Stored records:

◇ ◇ ◇ ◇

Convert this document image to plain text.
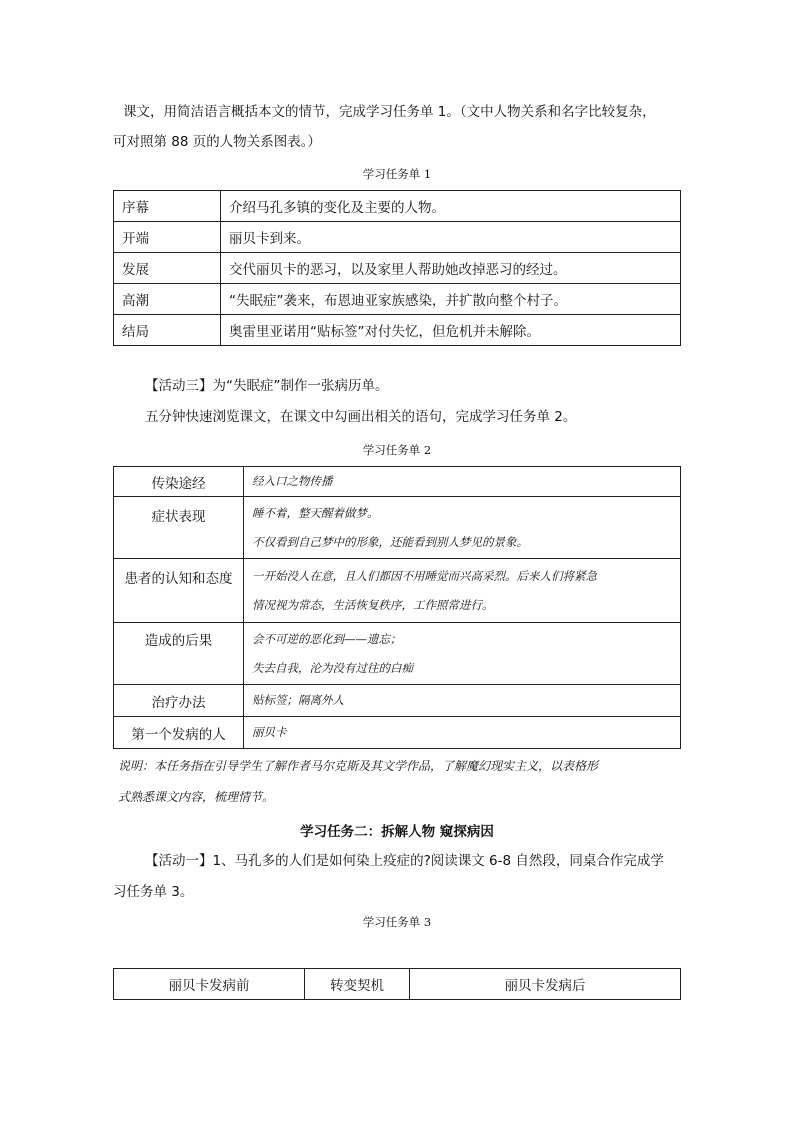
课文，用简洁语言概括本文的情节，完成学习任务单 1。（文中人物关系和名字比较复杂，
可对照第 88 页的人物关系图表。）
学习任务单 1
序幕	介绍马孔多镇的变化及主要的人物。
开端	丽贝卡到来。
发展	交代丽贝卡的恶习，以及家里人帮助她改掉恶习的经过。
高潮	“失眠症”袭来，布恩迪亚家族感染，并扩散向整个村子。
结局	奥雷里亚诺用“贴标签”对付失忆，但危机并未解除。
【活动三】为“失眠症”制作一张病历单。
五分钟快速浏览课文，在课文中勾画出相关的语句，完成学习任务单 2。
学习任务单 2
传染途经	经入口之物传播

症状表现	睡不着，整天醒着做梦。
不仅看到自己梦中的形象，还能看到别人梦见的景象。

患者的认知和态度	一开始没人在意，且人们都因不用睡觉而兴高采烈。后来人们将紧急
情况视为常态，生活恢复秩序，工作照常进行。

造成的后果	会不可逆的恶化到——遗忘；
失去自我，沦为没有过往的白痴

治疗办法	贴标签；隔离外人

第一个发病的人	丽贝卡
说明：本任务指在引导学生了解作者马尔克斯及其文学作品，了解魔幻现实主义，以表格形
式熟悉课文内容，梳理情节。
学习任务二：拆解人物 窥探病因
【活动一】1、马孔多的人们是如何染上疫症的?阅读课文 6-8 自然段，同桌合作完成学
习任务单 3。
学习任务单 3
丽贝卡发病前	转变契机	丽贝卡发病后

◇ ◇ ◇ ◇

List all lines in the material containing the string "完成学习任务单".

课文，用简洁语言概括本文的情节，完成学习任务单 1。（文中人物关系和名字比较复杂，
五分钟快速浏览课文，在课文中勾画出相关的语句，完成学习任务单 2。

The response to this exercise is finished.